- What to work on -
Without the images, write out the whole listing exactly.

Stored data
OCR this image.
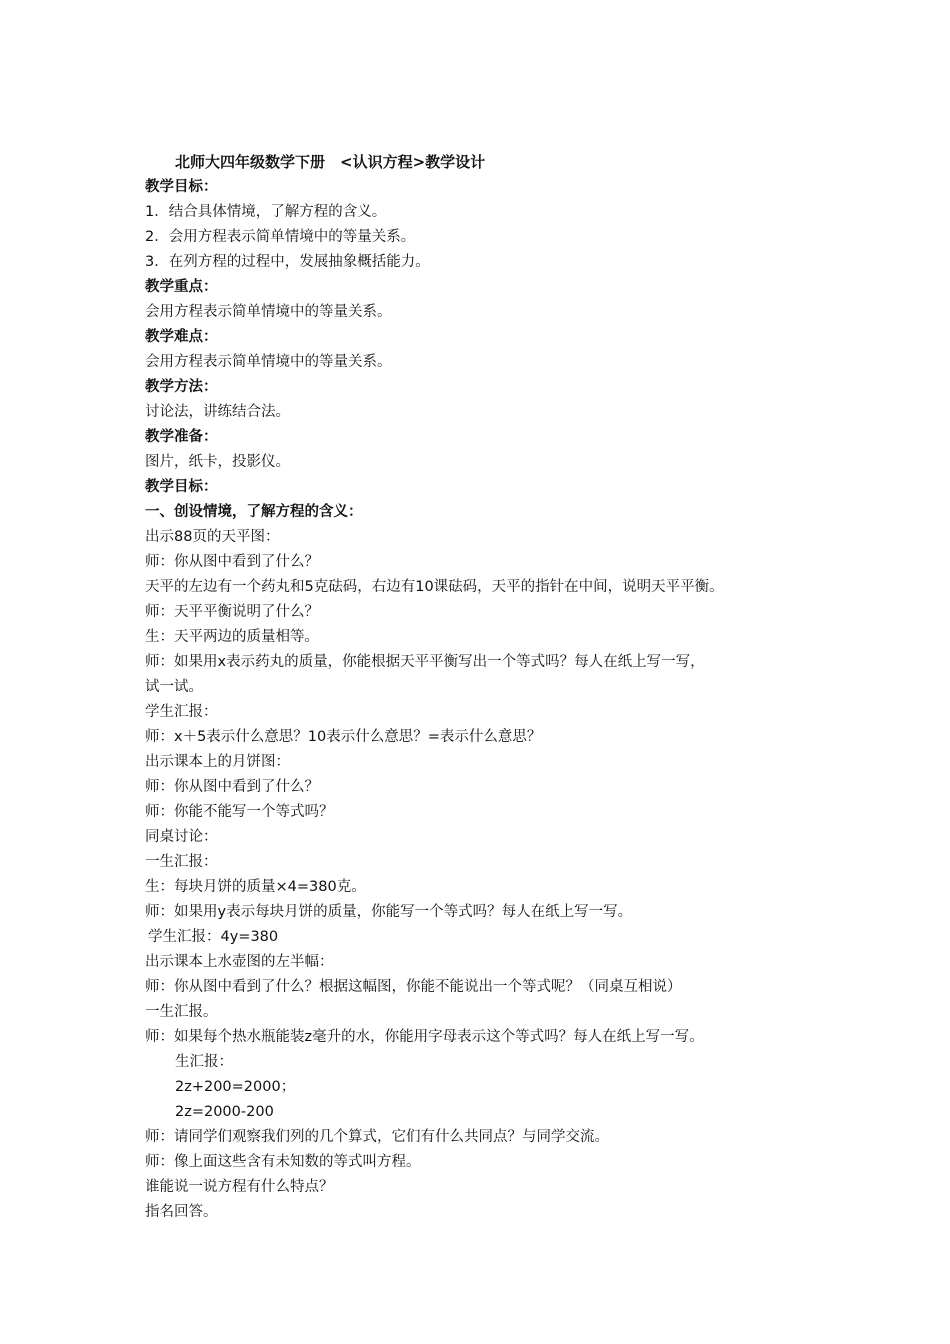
北师大四年级数学下册　<认识方程>教学设计
教学目标：
1．结合具体情境，了解方程的含义。
2．会用方程表示简单情境中的等量关系。
3．在列方程的过程中，发展抽象概括能力。
教学重点：
会用方程表示简单情境中的等量关系。
教学难点：
会用方程表示简单情境中的等量关系。
教学方法：
讨论法，讲练结合法。
教学准备：
图片，纸卡，投影仪。
教学目标：
一、创设情境，了解方程的含义：
出示88页的天平图：
师：你从图中看到了什么？
天平的左边有一个药丸和5克砝码，右边有10课砝码，天平的指针在中间，说明天平平衡。
师：天平平衡说明了什么？
生：天平两边的质量相等。
师：如果用x表示药丸的质量，你能根据天平平衡写出一个等式吗？每人在纸上写一写，
试一试。
学生汇报：
师：x＋5表示什么意思？10表示什么意思？=表示什么意思？
出示课本上的月饼图：
师：你从图中看到了什么？
师：你能不能写一个等式吗？
同桌讨论：
一生汇报：
生：每块月饼的质量×4=380克。
师：如果用y表示每块月饼的质量，你能写一个等式吗？每人在纸上写一写。
学生汇报：4y=380
出示课本上水壶图的左半幅：
师：你从图中看到了什么？根据这幅图，你能不能说出一个等式呢？（同桌互相说）
一生汇报。
师：如果每个热水瓶能装z毫升的水，你能用字母表示这个等式吗？每人在纸上写一写。
生汇报：
2z+200=2000；
2z=2000-200
师：请同学们观察我们列的几个算式，它们有什么共同点？与同学交流。
师：像上面这些含有未知数的等式叫方程。
谁能说一说方程有什么特点？
指名回答。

- Written answer -
OCR this image.
北师大四年级数学下册　<认识方程>教学设计
教学目标：
1．结合具体情境，了解方程的含义。
2．会用方程表示简单情境中的等量关系。
3．在列方程的过程中，发展抽象概括能力。
教学重点：
会用方程表示简单情境中的等量关系。
教学难点：
会用方程表示简单情境中的等量关系。
教学方法：
讨论法，讲练结合法。
教学准备：
图片，纸卡，投影仪。
教学目标：
一、创设情境，了解方程的含义：
出示88页的天平图：
师：你从图中看到了什么？
天平的左边有一个药丸和5克砝码，右边有10课砝码，天平的指针在中间，说明天平平衡。
师：天平平衡说明了什么？
生：天平两边的质量相等。
师：如果用x表示药丸的质量，你能根据天平平衡写出一个等式吗？每人在纸上写一写，
试一试。
学生汇报：
师：x＋5表示什么意思？10表示什么意思？=表示什么意思？
出示课本上的月饼图：
师：你从图中看到了什么？
师：你能不能写一个等式吗？
同桌讨论：
一生汇报：
生：每块月饼的质量×4=380克。
师：如果用y表示每块月饼的质量，你能写一个等式吗？每人在纸上写一写。
学生汇报：4y=380
出示课本上水壶图的左半幅：
师：你从图中看到了什么？根据这幅图，你能不能说出一个等式呢？（同桌互相说）
一生汇报。
师：如果每个热水瓶能装z毫升的水，你能用字母表示这个等式吗？每人在纸上写一写。
生汇报：
2z+200=2000；
2z=2000-200
师：请同学们观察我们列的几个算式，它们有什么共同点？与同学交流。
师：像上面这些含有未知数的等式叫方程。
谁能说一说方程有什么特点？
指名回答。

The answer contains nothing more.